- EXERCISE DETAILS
Collect all the lines that mention the word "this".

- EXERCISE INPUT
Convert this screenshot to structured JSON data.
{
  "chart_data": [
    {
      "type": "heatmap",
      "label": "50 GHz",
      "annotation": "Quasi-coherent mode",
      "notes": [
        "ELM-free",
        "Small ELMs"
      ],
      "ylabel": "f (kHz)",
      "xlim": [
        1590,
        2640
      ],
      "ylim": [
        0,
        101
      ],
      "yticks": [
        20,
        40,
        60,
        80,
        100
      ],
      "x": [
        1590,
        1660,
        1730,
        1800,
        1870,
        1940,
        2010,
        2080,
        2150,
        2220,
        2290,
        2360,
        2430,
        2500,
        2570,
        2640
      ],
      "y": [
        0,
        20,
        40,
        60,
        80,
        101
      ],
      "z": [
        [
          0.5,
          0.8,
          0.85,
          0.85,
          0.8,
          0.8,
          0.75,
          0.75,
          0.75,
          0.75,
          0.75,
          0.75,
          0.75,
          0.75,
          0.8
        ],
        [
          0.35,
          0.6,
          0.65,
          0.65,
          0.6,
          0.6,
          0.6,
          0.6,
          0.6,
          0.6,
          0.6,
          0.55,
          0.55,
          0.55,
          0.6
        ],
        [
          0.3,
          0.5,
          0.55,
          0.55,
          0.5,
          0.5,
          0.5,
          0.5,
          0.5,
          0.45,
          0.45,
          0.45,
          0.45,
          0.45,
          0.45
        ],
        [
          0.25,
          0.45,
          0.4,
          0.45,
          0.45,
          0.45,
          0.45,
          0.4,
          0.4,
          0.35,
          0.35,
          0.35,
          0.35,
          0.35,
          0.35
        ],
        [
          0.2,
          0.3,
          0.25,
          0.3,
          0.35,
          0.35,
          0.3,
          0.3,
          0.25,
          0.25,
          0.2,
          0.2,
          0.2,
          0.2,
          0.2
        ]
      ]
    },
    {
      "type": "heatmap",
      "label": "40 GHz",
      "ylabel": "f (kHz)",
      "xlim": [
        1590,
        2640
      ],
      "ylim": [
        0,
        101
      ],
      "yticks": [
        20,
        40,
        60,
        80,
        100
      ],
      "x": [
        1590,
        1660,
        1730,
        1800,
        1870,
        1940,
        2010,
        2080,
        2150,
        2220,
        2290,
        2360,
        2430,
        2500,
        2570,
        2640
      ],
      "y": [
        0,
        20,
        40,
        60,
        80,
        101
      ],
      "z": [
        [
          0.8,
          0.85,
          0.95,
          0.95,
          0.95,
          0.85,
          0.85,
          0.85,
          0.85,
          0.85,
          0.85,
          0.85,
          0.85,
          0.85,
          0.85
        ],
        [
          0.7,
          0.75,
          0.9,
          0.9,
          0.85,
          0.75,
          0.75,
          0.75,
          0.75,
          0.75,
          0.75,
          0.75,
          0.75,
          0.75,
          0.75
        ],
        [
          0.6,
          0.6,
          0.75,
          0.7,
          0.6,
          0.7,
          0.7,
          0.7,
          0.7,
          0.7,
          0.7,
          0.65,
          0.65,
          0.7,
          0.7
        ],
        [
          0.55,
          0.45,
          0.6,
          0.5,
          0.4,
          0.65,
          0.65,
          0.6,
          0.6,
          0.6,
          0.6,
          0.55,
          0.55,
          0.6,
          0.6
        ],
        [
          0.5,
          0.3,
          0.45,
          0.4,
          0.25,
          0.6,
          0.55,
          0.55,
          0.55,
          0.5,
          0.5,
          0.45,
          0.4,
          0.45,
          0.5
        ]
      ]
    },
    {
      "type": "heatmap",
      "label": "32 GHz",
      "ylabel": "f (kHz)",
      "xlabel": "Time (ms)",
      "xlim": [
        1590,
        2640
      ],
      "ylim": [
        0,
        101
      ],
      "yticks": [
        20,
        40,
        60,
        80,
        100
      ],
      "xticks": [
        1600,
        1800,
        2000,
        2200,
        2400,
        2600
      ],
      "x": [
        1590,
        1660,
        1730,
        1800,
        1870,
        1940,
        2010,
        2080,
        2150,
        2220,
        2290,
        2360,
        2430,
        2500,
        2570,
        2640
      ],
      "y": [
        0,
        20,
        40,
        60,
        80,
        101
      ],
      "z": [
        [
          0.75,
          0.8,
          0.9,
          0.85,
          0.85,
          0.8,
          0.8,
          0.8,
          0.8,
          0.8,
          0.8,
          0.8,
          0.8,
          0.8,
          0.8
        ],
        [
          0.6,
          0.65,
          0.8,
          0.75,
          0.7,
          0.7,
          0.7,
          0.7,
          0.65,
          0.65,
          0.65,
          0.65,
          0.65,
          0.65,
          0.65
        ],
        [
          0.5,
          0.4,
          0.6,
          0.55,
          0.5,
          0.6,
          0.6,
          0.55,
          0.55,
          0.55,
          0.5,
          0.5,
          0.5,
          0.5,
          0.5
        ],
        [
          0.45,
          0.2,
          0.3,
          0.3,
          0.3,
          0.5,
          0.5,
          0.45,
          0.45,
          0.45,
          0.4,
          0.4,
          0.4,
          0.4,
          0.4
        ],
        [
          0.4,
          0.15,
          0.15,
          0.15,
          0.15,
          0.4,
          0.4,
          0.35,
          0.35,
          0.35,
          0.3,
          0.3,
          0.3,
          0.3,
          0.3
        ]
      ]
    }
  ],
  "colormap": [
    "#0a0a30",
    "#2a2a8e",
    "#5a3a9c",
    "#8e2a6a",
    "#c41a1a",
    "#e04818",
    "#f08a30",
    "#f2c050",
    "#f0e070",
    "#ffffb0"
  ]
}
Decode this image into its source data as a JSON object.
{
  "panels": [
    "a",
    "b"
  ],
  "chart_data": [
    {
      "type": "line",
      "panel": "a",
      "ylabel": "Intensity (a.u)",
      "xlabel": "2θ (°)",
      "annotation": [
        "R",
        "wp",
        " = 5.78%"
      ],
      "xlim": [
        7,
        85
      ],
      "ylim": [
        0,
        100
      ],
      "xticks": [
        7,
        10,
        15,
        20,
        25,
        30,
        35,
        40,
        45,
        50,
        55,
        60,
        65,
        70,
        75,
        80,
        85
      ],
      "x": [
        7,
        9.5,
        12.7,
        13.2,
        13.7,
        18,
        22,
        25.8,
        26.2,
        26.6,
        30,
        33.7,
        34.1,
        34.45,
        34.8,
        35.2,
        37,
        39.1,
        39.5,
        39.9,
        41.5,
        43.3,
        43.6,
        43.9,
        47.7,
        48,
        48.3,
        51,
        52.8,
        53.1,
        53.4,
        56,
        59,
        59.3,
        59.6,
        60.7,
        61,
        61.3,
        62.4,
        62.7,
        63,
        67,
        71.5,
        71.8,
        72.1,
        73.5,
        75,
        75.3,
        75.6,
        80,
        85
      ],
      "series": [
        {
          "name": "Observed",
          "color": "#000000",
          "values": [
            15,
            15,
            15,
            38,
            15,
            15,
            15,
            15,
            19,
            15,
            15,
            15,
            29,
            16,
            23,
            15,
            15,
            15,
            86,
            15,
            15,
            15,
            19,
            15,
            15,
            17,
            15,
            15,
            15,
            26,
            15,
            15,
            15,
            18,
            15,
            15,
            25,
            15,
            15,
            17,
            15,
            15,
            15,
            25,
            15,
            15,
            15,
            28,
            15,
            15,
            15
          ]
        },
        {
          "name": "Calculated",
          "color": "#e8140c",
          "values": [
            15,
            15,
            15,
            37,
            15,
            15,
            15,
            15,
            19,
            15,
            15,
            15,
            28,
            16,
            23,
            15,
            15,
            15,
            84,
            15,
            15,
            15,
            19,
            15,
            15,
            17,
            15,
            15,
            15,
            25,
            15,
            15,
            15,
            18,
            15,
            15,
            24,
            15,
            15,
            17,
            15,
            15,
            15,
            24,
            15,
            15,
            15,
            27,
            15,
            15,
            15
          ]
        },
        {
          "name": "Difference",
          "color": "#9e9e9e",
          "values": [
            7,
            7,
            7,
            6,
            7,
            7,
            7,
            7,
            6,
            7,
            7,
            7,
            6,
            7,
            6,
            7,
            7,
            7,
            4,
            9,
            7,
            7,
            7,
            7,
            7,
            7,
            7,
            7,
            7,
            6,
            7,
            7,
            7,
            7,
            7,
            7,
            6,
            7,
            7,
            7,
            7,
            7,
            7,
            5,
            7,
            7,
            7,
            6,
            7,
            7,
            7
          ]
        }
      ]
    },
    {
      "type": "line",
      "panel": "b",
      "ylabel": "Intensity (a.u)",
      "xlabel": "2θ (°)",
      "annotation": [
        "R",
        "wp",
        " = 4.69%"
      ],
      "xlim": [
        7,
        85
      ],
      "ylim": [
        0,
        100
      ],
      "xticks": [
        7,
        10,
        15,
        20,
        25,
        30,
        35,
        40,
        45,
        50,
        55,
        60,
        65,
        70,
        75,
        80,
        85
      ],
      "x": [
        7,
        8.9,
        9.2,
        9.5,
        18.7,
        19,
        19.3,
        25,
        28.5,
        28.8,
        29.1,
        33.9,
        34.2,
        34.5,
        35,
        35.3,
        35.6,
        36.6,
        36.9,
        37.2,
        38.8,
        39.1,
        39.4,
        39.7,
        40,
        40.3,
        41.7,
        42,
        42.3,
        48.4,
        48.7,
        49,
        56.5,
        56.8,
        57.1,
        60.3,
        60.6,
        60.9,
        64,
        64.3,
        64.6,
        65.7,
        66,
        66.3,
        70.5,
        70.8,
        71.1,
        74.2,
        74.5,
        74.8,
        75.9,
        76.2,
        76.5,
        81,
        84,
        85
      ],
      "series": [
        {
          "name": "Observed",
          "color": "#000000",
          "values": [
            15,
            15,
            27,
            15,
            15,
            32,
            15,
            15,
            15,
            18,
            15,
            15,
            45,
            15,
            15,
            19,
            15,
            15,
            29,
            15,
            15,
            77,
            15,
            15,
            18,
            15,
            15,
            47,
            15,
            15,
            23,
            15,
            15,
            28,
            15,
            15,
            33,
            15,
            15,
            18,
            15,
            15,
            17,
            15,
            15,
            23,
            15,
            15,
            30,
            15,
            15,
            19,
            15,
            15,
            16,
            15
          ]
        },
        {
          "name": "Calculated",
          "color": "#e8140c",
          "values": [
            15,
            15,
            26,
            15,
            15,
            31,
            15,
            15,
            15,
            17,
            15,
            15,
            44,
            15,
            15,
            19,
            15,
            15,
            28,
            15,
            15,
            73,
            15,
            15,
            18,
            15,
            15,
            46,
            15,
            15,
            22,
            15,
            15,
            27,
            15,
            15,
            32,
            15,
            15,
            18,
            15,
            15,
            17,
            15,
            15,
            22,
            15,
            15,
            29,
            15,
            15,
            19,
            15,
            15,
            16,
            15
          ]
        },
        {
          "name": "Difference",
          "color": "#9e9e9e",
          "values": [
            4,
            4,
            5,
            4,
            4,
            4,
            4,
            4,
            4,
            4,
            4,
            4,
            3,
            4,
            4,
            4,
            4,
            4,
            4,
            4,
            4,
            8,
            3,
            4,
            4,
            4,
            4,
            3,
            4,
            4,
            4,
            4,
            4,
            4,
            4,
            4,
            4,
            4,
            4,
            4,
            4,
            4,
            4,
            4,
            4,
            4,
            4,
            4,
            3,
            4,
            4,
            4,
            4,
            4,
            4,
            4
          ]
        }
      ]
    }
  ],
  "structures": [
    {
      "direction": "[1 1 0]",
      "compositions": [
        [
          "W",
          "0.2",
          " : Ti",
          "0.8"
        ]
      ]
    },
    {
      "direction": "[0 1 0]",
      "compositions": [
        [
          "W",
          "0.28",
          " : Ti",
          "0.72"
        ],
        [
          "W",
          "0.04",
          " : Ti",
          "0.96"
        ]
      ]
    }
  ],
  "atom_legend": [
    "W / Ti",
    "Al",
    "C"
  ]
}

- EXERCISE ANSWER
Convert this screenshot to structured JSON data.
Decode this image into its source data as a JSON object.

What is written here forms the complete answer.